• Required work
In the listing below, find every line containing "LIEUTENANT" and copy it out.
======== Data section
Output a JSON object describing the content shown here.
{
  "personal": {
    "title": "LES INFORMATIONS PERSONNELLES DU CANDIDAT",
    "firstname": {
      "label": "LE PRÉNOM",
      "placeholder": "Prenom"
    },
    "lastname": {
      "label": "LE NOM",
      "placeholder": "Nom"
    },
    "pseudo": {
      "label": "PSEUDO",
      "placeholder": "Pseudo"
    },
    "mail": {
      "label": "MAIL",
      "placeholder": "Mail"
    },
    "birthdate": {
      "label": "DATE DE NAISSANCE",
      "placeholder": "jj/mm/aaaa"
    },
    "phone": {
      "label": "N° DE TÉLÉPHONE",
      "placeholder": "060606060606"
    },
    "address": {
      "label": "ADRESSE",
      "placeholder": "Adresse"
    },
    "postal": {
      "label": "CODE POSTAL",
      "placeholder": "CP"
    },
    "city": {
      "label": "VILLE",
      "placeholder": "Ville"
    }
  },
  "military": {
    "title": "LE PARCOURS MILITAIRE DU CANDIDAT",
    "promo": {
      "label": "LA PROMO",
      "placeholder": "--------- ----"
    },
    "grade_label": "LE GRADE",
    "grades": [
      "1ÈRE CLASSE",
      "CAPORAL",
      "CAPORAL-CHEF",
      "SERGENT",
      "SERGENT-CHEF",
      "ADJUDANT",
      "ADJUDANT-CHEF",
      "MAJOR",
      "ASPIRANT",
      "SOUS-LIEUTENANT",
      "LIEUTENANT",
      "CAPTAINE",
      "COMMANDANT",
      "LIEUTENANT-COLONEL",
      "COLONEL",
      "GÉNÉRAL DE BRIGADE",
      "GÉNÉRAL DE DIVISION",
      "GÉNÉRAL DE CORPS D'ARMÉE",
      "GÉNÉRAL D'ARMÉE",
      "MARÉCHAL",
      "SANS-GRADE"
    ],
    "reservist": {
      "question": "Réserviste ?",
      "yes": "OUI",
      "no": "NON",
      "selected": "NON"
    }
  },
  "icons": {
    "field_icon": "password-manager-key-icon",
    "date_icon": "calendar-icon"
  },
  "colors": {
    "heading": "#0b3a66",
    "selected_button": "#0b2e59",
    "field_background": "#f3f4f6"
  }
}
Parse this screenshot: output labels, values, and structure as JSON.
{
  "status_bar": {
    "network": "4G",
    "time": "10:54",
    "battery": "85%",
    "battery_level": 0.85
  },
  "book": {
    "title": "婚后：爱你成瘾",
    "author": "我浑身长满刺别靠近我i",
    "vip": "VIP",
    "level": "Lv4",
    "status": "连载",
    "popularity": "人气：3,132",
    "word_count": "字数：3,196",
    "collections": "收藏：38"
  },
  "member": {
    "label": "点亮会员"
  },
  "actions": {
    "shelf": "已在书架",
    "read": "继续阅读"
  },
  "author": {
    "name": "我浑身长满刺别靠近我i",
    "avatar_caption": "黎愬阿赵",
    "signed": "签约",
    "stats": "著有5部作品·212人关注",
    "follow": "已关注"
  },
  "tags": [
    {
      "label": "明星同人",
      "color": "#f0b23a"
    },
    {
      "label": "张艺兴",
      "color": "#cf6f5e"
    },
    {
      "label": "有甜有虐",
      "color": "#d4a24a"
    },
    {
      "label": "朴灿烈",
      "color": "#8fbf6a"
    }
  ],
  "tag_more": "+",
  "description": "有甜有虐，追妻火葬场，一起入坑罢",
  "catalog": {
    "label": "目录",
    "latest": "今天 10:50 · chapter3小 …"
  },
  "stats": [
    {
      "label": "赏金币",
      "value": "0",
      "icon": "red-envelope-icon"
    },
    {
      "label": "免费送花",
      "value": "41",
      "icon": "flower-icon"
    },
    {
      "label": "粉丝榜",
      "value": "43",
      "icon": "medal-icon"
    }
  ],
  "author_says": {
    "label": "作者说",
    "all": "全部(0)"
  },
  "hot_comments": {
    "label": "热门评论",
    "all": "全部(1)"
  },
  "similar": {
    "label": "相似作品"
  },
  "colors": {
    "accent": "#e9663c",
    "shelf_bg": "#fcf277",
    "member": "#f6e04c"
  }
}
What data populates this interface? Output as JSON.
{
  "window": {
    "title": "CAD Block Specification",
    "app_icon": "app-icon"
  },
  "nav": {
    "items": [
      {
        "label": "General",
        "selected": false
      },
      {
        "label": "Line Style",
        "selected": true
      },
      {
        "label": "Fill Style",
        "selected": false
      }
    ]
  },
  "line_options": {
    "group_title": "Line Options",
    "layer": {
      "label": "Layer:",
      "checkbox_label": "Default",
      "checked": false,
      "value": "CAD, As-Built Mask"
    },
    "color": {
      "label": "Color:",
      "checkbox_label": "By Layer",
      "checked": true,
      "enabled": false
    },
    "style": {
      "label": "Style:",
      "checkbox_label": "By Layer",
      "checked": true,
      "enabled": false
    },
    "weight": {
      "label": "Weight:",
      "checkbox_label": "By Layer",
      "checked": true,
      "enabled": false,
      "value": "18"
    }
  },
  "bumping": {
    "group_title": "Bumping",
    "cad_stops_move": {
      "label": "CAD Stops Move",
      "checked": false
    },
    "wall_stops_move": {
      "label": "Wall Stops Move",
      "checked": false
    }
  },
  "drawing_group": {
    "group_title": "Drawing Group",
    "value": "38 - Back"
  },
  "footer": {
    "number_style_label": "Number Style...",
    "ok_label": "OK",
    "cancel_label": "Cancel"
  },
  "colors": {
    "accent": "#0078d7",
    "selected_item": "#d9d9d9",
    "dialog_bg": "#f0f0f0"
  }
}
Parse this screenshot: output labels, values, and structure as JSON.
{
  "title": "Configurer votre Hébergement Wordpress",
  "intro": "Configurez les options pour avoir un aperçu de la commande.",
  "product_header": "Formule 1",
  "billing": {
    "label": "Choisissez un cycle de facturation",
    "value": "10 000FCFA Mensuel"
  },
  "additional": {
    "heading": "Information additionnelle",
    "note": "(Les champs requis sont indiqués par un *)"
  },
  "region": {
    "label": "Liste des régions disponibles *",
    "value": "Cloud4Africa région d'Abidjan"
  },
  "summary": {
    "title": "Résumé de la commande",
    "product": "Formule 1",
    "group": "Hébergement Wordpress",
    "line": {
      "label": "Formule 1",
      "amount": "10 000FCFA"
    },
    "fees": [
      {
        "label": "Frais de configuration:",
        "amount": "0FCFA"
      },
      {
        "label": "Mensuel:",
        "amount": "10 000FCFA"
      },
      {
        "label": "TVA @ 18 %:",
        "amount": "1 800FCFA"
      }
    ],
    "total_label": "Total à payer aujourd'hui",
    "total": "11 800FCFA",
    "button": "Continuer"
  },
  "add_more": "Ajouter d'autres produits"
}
================
• Written answer
      "SOUS-LIEUTENANT",
      "LIEUTENANT",
      "LIEUTENANT-COLONEL",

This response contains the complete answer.